Exercise directions — Output the data below in full, byte for byte. Nothing may differ.

Data for the task —
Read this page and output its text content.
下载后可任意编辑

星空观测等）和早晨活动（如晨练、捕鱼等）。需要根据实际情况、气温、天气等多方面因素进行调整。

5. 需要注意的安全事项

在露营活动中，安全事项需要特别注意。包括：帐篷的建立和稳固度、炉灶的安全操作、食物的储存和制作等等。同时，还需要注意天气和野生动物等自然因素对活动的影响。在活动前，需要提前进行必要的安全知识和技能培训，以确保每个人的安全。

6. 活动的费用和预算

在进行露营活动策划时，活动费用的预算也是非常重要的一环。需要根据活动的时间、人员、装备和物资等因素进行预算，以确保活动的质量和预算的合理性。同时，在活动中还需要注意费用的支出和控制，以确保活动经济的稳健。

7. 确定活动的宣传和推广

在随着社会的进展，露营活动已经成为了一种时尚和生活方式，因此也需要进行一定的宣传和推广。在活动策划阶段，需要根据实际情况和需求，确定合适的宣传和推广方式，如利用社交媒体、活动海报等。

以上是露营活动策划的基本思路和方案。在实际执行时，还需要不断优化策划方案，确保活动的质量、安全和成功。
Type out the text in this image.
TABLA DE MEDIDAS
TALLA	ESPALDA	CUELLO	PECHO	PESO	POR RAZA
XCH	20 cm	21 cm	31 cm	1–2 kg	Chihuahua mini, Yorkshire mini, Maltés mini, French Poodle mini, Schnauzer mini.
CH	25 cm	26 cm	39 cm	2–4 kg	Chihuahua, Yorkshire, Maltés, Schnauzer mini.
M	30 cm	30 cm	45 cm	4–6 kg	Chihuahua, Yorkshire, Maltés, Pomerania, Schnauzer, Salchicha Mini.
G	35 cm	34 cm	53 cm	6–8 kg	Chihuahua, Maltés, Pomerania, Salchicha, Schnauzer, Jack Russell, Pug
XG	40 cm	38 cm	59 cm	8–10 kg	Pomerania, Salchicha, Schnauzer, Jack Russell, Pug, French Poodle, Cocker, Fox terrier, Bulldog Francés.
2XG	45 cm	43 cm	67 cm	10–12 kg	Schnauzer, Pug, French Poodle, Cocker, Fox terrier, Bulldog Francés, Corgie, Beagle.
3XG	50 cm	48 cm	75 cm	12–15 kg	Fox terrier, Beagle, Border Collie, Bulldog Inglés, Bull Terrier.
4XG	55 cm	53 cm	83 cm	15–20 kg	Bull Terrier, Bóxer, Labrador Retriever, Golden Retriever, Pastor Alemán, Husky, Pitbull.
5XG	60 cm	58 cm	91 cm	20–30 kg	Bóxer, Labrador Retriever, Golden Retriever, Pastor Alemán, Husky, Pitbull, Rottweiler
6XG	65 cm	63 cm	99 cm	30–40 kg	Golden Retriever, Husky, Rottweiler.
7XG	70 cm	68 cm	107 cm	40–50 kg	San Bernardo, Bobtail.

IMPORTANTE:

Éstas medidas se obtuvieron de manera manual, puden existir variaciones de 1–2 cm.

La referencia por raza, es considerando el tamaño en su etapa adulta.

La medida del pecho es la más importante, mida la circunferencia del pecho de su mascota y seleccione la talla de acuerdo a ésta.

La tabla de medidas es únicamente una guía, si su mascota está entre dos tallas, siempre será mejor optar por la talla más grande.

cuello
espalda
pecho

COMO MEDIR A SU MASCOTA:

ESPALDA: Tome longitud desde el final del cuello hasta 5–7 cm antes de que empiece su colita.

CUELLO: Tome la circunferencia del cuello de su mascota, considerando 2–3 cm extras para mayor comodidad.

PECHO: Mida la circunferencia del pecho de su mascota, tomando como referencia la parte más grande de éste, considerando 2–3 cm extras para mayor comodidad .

Expected answer —
Read this page and output its text content.
下载后可任意编辑

星空观测等）和早晨活动（如晨练、捕鱼等）。需要根据实际情况、气温、天气等多方面因素进行调整。

5. 需要注意的安全事项

在露营活动中，安全事项需要特别注意。包括：帐篷的建立和稳固度、炉灶的安全操作、食物的储存和制作等等。同时，还需要注意天气和野生动物等自然因素对活动的影响。在活动前，需要提前进行必要的安全知识和技能培训，以确保每个人的安全。

6. 活动的费用和预算

在进行露营活动策划时，活动费用的预算也是非常重要的一环。需要根据活动的时间、人员、装备和物资等因素进行预算，以确保活动的质量和预算的合理性。同时，在活动中还需要注意费用的支出和控制，以确保活动经济的稳健。

7. 确定活动的宣传和推广

在随着社会的进展，露营活动已经成为了一种时尚和生活方式，因此也需要进行一定的宣传和推广。在活动策划阶段，需要根据实际情况和需求，确定合适的宣传和推广方式，如利用社交媒体、活动海报等。

以上是露营活动策划的基本思路和方案。在实际执行时，还需要不断优化策划方案，确保活动的质量、安全和成功。
Type out the text in this image.
TABLA DE MEDIDAS
TALLA	ESPALDA	CUELLO	PECHO	PESO	POR RAZA
XCH	20 cm	21 cm	31 cm	1–2 kg	Chihuahua mini, Yorkshire mini, Maltés mini, French Poodle mini, Schnauzer mini.
CH	25 cm	26 cm	39 cm	2–4 kg	Chihuahua, Yorkshire, Maltés, Schnauzer mini.
M	30 cm	30 cm	45 cm	4–6 kg	Chihuahua, Yorkshire, Maltés, Pomerania, Schnauzer, Salchicha Mini.
G	35 cm	34 cm	53 cm	6–8 kg	Chihuahua, Maltés, Pomerania, Salchicha, Schnauzer, Jack Russell, Pug
XG	40 cm	38 cm	59 cm	8–10 kg	Pomerania, Salchicha, Schnauzer, Jack Russell, Pug, French Poodle, Cocker, Fox terrier, Bulldog Francés.
2XG	45 cm	43 cm	67 cm	10–12 kg	Schnauzer, Pug, French Poodle, Cocker, Fox terrier, Bulldog Francés, Corgie, Beagle.
3XG	50 cm	48 cm	75 cm	12–15 kg	Fox terrier, Beagle, Border Collie, Bulldog Inglés, Bull Terrier.
4XG	55 cm	53 cm	83 cm	15–20 kg	Bull Terrier, Bóxer, Labrador Retriever, Golden Retriever, Pastor Alemán, Husky, Pitbull.
5XG	60 cm	58 cm	91 cm	20–30 kg	Bóxer, Labrador Retriever, Golden Retriever, Pastor Alemán, Husky, Pitbull, Rottweiler
6XG	65 cm	63 cm	99 cm	30–40 kg	Golden Retriever, Husky, Rottweiler.
7XG	70 cm	68 cm	107 cm	40–50 kg	San Bernardo, Bobtail.

IMPORTANTE:

Éstas medidas se obtuvieron de manera manual, puden existir variaciones de 1–2 cm.

La referencia por raza, es considerando el tamaño en su etapa adulta.

La medida del pecho es la más importante, mida la circunferencia del pecho de su mascota y seleccione la talla de acuerdo a ésta.

La tabla de medidas es únicamente una guía, si su mascota está entre dos tallas, siempre será mejor optar por la talla más grande.

cuello
espalda
pecho

COMO MEDIR A SU MASCOTA:

ESPALDA: Tome longitud desde el final del cuello hasta 5–7 cm antes de que empiece su colita.

CUELLO: Tome la circunferencia del cuello de su mascota, considerando 2–3 cm extras para mayor comodidad.

PECHO: Mida la circunferencia del pecho de su mascota, tomando como referencia la parte más grande de éste, considerando 2–3 cm extras para mayor comodidad .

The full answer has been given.